DIRECTIONS FOR THIS TASK - Transcribe everything in the data word for word. Pictures are left out.

(Collection entries)
··········
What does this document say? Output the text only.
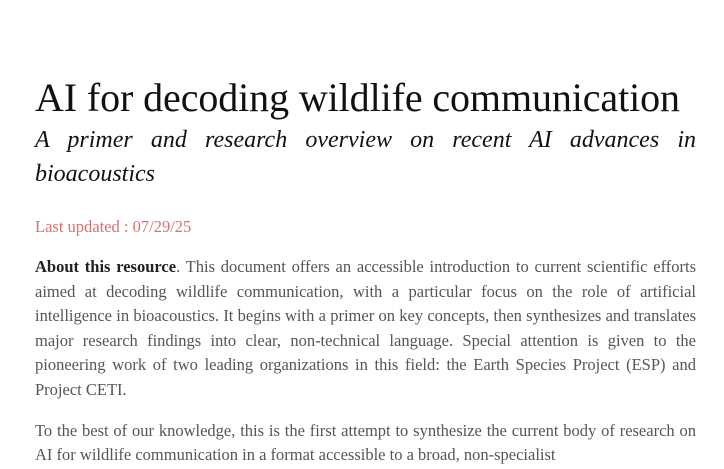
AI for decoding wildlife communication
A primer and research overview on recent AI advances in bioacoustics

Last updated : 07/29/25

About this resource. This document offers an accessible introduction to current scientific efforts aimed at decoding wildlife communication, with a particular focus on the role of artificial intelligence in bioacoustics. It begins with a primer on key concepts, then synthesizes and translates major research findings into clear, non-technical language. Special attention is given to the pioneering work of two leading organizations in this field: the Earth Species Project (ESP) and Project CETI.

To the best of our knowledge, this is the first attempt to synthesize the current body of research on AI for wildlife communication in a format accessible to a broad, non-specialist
··········
TASK OUTPUT -
What does this document say? Output the text only.
AI for decoding wildlife communication
A primer and research overview on recent AI advances in bioacoustics

Last updated : 07/29/25

About this resource. This document offers an accessible introduction to current scientific efforts aimed at decoding wildlife communication, with a particular focus on the role of artificial intelligence in bioacoustics. It begins with a primer on key concepts, then synthesizes and translates major research findings into clear, non-technical language. Special attention is given to the pioneering work of two leading organizations in this field: the Earth Species Project (ESP) and Project CETI.

To the best of our knowledge, this is the first attempt to synthesize the current body of research on AI for wildlife communication in a format accessible to a broad, non-specialist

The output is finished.